++++ Given records ++++

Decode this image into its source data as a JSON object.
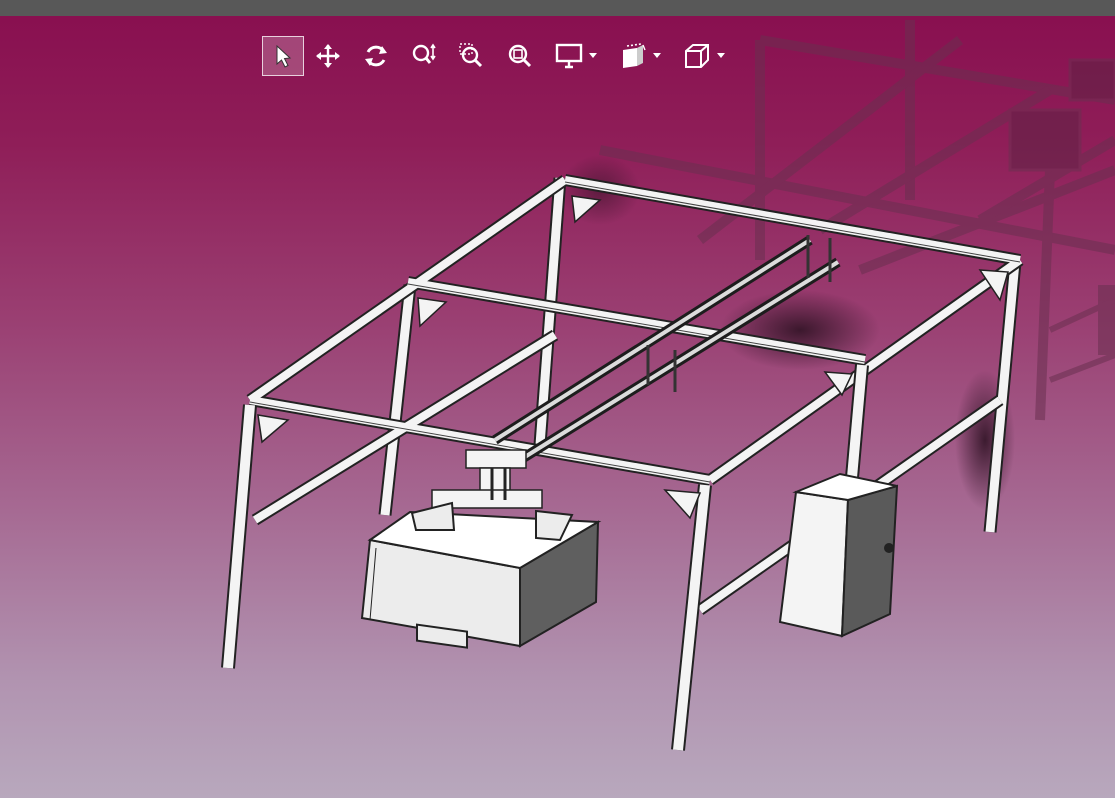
{
  "viewer": {
    "background": {
      "top": "#880e4f",
      "bottom": "#b8a8bd"
    },
    "toolbar": {
      "tools": [
        {
          "name": "select-tool",
          "icon": "cursor-arrow-icon",
          "active": true
        },
        {
          "name": "pan-tool",
          "icon": "four-way-arrows-icon",
          "active": false
        },
        {
          "name": "rotate-tool",
          "icon": "rotate-icon",
          "active": false
        },
        {
          "name": "zoom-tool",
          "icon": "zoom-updown-icon",
          "active": false
        },
        {
          "name": "zoom-window-tool",
          "icon": "zoom-window-icon",
          "active": false
        },
        {
          "name": "zoom-fit-tool",
          "icon": "zoom-fit-icon",
          "active": false
        },
        {
          "name": "display-mode-menu",
          "icon": "monitor-icon",
          "has_dropdown": true
        },
        {
          "name": "view-orientation-menu",
          "icon": "standard-views-icon",
          "has_dropdown": true
        },
        {
          "name": "render-style-menu",
          "icon": "wireframe-cube-icon",
          "has_dropdown": true
        }
      ]
    },
    "model": {
      "objects": [
        "aluminium-frame-gantry",
        "gantry-rail",
        "gripper-head",
        "storage-crate",
        "control-cabinet"
      ],
      "ghost_background": true
    }
  }
}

++++

Problem requirements:
Set down the complete material exactly, but do not include the images.

Expected output:
Decode this image into its source data as a JSON object.
{
  "viewer": {
    "background": {
      "top": "#880e4f",
      "bottom": "#b8a8bd"
    },
    "toolbar": {
      "tools": [
        {
          "name": "select-tool",
          "icon": "cursor-arrow-icon",
          "active": true
        },
        {
          "name": "pan-tool",
          "icon": "four-way-arrows-icon",
          "active": false
        },
        {
          "name": "rotate-tool",
          "icon": "rotate-icon",
          "active": false
        },
        {
          "name": "zoom-tool",
          "icon": "zoom-updown-icon",
          "active": false
        },
        {
          "name": "zoom-window-tool",
          "icon": "zoom-window-icon",
          "active": false
        },
        {
          "name": "zoom-fit-tool",
          "icon": "zoom-fit-icon",
          "active": false
        },
        {
          "name": "display-mode-menu",
          "icon": "monitor-icon",
          "has_dropdown": true
        },
        {
          "name": "view-orientation-menu",
          "icon": "standard-views-icon",
          "has_dropdown": true
        },
        {
          "name": "render-style-menu",
          "icon": "wireframe-cube-icon",
          "has_dropdown": true
        }
      ]
    },
    "model": {
      "objects": [
        "aluminium-frame-gantry",
        "gantry-rail",
        "gripper-head",
        "storage-crate",
        "control-cabinet"
      ],
      "ghost_background": true
    }
  }
}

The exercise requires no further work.